-- START Data records --

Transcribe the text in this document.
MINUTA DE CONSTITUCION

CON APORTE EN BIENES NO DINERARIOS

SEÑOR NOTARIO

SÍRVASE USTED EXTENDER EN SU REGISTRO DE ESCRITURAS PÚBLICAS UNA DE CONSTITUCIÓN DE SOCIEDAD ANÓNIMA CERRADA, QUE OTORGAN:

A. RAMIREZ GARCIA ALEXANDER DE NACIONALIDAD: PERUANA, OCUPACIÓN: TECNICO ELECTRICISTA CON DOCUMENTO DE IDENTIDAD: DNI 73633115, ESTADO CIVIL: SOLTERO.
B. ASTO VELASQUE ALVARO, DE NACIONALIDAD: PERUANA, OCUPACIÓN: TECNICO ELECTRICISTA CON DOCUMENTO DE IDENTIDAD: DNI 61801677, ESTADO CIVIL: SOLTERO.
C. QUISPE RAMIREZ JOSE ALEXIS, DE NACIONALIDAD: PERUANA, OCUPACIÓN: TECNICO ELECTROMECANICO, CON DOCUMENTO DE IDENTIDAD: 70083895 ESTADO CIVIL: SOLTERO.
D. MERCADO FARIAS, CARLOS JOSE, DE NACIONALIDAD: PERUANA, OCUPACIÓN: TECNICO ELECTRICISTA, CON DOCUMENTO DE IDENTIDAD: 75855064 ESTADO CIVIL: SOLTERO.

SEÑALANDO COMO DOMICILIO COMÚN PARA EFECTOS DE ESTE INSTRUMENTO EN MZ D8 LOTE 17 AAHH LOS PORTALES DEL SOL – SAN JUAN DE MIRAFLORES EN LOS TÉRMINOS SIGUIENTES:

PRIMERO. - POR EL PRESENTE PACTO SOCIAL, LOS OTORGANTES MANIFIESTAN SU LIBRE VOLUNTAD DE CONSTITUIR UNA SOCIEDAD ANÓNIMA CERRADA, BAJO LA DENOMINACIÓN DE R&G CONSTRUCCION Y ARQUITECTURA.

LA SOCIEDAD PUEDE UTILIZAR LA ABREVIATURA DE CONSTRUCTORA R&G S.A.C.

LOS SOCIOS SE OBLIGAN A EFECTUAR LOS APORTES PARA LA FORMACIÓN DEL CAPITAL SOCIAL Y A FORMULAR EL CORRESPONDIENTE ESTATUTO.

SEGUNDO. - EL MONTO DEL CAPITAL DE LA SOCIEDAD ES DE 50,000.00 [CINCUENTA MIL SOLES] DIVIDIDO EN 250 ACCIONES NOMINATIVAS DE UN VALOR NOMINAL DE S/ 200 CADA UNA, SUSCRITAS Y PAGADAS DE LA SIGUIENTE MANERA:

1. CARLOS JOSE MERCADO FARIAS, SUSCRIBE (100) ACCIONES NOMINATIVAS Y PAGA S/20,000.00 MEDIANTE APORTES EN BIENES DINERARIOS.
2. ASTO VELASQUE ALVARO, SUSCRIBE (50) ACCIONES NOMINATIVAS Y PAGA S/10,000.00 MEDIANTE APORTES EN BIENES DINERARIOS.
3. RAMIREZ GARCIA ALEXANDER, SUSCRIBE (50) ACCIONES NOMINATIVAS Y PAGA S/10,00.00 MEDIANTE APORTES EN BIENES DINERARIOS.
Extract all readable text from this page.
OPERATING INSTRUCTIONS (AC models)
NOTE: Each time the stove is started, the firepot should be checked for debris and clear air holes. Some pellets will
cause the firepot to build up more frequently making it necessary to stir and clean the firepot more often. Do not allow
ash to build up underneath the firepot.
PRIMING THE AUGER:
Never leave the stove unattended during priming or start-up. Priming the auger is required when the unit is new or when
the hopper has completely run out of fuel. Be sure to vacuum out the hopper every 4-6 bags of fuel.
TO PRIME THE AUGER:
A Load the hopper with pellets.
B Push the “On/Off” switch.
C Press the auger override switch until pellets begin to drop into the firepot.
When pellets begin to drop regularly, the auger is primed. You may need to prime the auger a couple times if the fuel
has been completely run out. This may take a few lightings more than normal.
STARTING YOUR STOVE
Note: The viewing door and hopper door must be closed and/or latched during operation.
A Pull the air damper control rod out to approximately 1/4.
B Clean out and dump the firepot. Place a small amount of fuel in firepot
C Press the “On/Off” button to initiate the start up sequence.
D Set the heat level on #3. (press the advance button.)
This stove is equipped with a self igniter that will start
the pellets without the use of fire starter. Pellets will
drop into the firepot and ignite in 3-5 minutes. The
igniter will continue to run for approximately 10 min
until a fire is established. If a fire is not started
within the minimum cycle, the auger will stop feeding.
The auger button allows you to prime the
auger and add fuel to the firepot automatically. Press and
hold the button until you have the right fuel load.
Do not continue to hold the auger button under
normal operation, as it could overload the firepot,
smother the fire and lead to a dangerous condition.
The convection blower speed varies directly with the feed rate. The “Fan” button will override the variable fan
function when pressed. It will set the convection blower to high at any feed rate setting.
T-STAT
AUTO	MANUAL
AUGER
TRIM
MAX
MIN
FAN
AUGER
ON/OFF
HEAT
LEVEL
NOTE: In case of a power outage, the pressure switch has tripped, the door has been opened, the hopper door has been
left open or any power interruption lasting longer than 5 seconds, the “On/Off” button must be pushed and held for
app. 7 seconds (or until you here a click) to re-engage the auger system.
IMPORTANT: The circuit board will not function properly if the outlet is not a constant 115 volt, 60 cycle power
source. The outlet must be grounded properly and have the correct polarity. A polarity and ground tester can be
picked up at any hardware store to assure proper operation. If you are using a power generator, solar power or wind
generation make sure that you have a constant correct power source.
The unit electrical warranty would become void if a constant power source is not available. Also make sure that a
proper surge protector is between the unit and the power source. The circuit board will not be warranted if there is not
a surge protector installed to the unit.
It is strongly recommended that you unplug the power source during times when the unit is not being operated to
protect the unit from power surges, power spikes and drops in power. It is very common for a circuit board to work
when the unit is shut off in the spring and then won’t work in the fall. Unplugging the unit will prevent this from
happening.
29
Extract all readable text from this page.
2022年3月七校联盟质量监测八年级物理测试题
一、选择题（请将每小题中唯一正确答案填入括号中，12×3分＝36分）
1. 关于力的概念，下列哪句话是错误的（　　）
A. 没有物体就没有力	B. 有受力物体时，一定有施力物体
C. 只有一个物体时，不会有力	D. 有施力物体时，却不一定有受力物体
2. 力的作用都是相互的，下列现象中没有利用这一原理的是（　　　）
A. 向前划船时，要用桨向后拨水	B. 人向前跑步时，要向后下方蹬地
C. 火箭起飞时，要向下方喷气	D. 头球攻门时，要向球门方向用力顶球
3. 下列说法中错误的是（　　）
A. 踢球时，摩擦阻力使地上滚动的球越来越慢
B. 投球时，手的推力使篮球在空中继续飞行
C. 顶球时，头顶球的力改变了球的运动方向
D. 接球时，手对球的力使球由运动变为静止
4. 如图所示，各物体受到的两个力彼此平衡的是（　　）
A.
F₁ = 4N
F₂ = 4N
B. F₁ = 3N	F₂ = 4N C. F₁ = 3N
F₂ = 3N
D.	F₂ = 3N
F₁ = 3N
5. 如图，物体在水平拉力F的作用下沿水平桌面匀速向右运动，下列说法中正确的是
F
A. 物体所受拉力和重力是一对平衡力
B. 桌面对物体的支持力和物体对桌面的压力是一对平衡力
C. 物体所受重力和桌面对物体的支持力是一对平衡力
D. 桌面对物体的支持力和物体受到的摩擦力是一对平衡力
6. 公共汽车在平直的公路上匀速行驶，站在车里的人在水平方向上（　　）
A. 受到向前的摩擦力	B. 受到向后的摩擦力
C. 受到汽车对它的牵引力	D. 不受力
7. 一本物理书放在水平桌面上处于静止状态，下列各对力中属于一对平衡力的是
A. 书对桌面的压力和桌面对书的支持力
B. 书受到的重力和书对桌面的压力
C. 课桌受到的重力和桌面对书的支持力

-- END Data records --

- Given task -
Word for word, extract all the records.

- Result of the task -
Transcribe the text in this document.
MINUTA DE CONSTITUCION

CON APORTE EN BIENES NO DINERARIOS

SEÑOR NOTARIO

SÍRVASE USTED EXTENDER EN SU REGISTRO DE ESCRITURAS PÚBLICAS UNA DE CONSTITUCIÓN DE SOCIEDAD ANÓNIMA CERRADA, QUE OTORGAN:

A. RAMIREZ GARCIA ALEXANDER DE NACIONALIDAD: PERUANA, OCUPACIÓN: TECNICO ELECTRICISTA CON DOCUMENTO DE IDENTIDAD: DNI 73633115, ESTADO CIVIL: SOLTERO.
B. ASTO VELASQUE ALVARO, DE NACIONALIDAD: PERUANA, OCUPACIÓN: TECNICO ELECTRICISTA CON DOCUMENTO DE IDENTIDAD: DNI 61801677, ESTADO CIVIL: SOLTERO.
C. QUISPE RAMIREZ JOSE ALEXIS, DE NACIONALIDAD: PERUANA, OCUPACIÓN: TECNICO ELECTROMECANICO, CON DOCUMENTO DE IDENTIDAD: 70083895 ESTADO CIVIL: SOLTERO.
D. MERCADO FARIAS, CARLOS JOSE, DE NACIONALIDAD: PERUANA, OCUPACIÓN: TECNICO ELECTRICISTA, CON DOCUMENTO DE IDENTIDAD: 75855064 ESTADO CIVIL: SOLTERO.

SEÑALANDO COMO DOMICILIO COMÚN PARA EFECTOS DE ESTE INSTRUMENTO EN MZ D8 LOTE 17 AAHH LOS PORTALES DEL SOL – SAN JUAN DE MIRAFLORES EN LOS TÉRMINOS SIGUIENTES:

PRIMERO. - POR EL PRESENTE PACTO SOCIAL, LOS OTORGANTES MANIFIESTAN SU LIBRE VOLUNTAD DE CONSTITUIR UNA SOCIEDAD ANÓNIMA CERRADA, BAJO LA DENOMINACIÓN DE R&G CONSTRUCCION Y ARQUITECTURA.

LA SOCIEDAD PUEDE UTILIZAR LA ABREVIATURA DE CONSTRUCTORA R&G S.A.C.

LOS SOCIOS SE OBLIGAN A EFECTUAR LOS APORTES PARA LA FORMACIÓN DEL CAPITAL SOCIAL Y A FORMULAR EL CORRESPONDIENTE ESTATUTO.

SEGUNDO. - EL MONTO DEL CAPITAL DE LA SOCIEDAD ES DE 50,000.00 [CINCUENTA MIL SOLES] DIVIDIDO EN 250 ACCIONES NOMINATIVAS DE UN VALOR NOMINAL DE S/ 200 CADA UNA, SUSCRITAS Y PAGADAS DE LA SIGUIENTE MANERA:

1. CARLOS JOSE MERCADO FARIAS, SUSCRIBE (100) ACCIONES NOMINATIVAS Y PAGA S/20,000.00 MEDIANTE APORTES EN BIENES DINERARIOS.
2. ASTO VELASQUE ALVARO, SUSCRIBE (50) ACCIONES NOMINATIVAS Y PAGA S/10,000.00 MEDIANTE APORTES EN BIENES DINERARIOS.
3. RAMIREZ GARCIA ALEXANDER, SUSCRIBE (50) ACCIONES NOMINATIVAS Y PAGA S/10,00.00 MEDIANTE APORTES EN BIENES DINERARIOS.
Extract all readable text from this page.
OPERATING INSTRUCTIONS (AC models)
NOTE: Each time the stove is started, the firepot should be checked for debris and clear air holes. Some pellets will
cause the firepot to build up more frequently making it necessary to stir and clean the firepot more often. Do not allow
ash to build up underneath the firepot.
PRIMING THE AUGER:
Never leave the stove unattended during priming or start-up. Priming the auger is required when the unit is new or when
the hopper has completely run out of fuel. Be sure to vacuum out the hopper every 4-6 bags of fuel.
TO PRIME THE AUGER:
A Load the hopper with pellets.
B Push the “On/Off” switch.
C Press the auger override switch until pellets begin to drop into the firepot.
When pellets begin to drop regularly, the auger is primed. You may need to prime the auger a couple times if the fuel
has been completely run out. This may take a few lightings more than normal.
STARTING YOUR STOVE
Note: The viewing door and hopper door must be closed and/or latched during operation.
A Pull the air damper control rod out to approximately 1/4.
B Clean out and dump the firepot. Place a small amount of fuel in firepot
C Press the “On/Off” button to initiate the start up sequence.
D Set the heat level on #3. (press the advance button.)
This stove is equipped with a self igniter that will start
the pellets without the use of fire starter. Pellets will
drop into the firepot and ignite in 3-5 minutes. The
igniter will continue to run for approximately 10 min
until a fire is established. If a fire is not started
within the minimum cycle, the auger will stop feeding.
The auger button allows you to prime the
auger and add fuel to the firepot automatically. Press and
hold the button until you have the right fuel load.
Do not continue to hold the auger button under
normal operation, as it could overload the firepot,
smother the fire and lead to a dangerous condition.
The convection blower speed varies directly with the feed rate. The “Fan” button will override the variable fan
function when pressed. It will set the convection blower to high at any feed rate setting.
T-STAT
AUTO	MANUAL
AUGER
TRIM
MAX
MIN
FAN
AUGER
ON/OFF
HEAT
LEVEL
NOTE: In case of a power outage, the pressure switch has tripped, the door has been opened, the hopper door has been
left open or any power interruption lasting longer than 5 seconds, the “On/Off” button must be pushed and held for
app. 7 seconds (or until you here a click) to re-engage the auger system.
IMPORTANT: The circuit board will not function properly if the outlet is not a constant 115 volt, 60 cycle power
source. The outlet must be grounded properly and have the correct polarity. A polarity and ground tester can be
picked up at any hardware store to assure proper operation. If you are using a power generator, solar power or wind
generation make sure that you have a constant correct power source.
The unit electrical warranty would become void if a constant power source is not available. Also make sure that a
proper surge protector is between the unit and the power source. The circuit board will not be warranted if there is not
a surge protector installed to the unit.
It is strongly recommended that you unplug the power source during times when the unit is not being operated to
protect the unit from power surges, power spikes and drops in power. It is very common for a circuit board to work
when the unit is shut off in the spring and then won’t work in the fall. Unplugging the unit will prevent this from
happening.
29
Extract all readable text from this page.
2022年3月七校联盟质量监测八年级物理测试题
一、选择题（请将每小题中唯一正确答案填入括号中，12×3分＝36分）
1. 关于力的概念，下列哪句话是错误的（　　）
A. 没有物体就没有力	B. 有受力物体时，一定有施力物体
C. 只有一个物体时，不会有力	D. 有施力物体时，却不一定有受力物体
2. 力的作用都是相互的，下列现象中没有利用这一原理的是（　　　）
A. 向前划船时，要用桨向后拨水	B. 人向前跑步时，要向后下方蹬地
C. 火箭起飞时，要向下方喷气	D. 头球攻门时，要向球门方向用力顶球
3. 下列说法中错误的是（　　）
A. 踢球时，摩擦阻力使地上滚动的球越来越慢
B. 投球时，手的推力使篮球在空中继续飞行
C. 顶球时，头顶球的力改变了球的运动方向
D. 接球时，手对球的力使球由运动变为静止
4. 如图所示，各物体受到的两个力彼此平衡的是（　　）
A.
F₁ = 4N
F₂ = 4N
B. F₁ = 3N	F₂ = 4N C. F₁ = 3N
F₂ = 3N
D.	F₂ = 3N
F₁ = 3N
5. 如图，物体在水平拉力F的作用下沿水平桌面匀速向右运动，下列说法中正确的是
F
A. 物体所受拉力和重力是一对平衡力
B. 桌面对物体的支持力和物体对桌面的压力是一对平衡力
C. 物体所受重力和桌面对物体的支持力是一对平衡力
D. 桌面对物体的支持力和物体受到的摩擦力是一对平衡力
6. 公共汽车在平直的公路上匀速行驶，站在车里的人在水平方向上（　　）
A. 受到向前的摩擦力	B. 受到向后的摩擦力
C. 受到汽车对它的牵引力	D. 不受力
7. 一本物理书放在水平桌面上处于静止状态，下列各对力中属于一对平衡力的是
A. 书对桌面的压力和桌面对书的支持力
B. 书受到的重力和书对桌面的压力
C. 课桌受到的重力和桌面对书的支持力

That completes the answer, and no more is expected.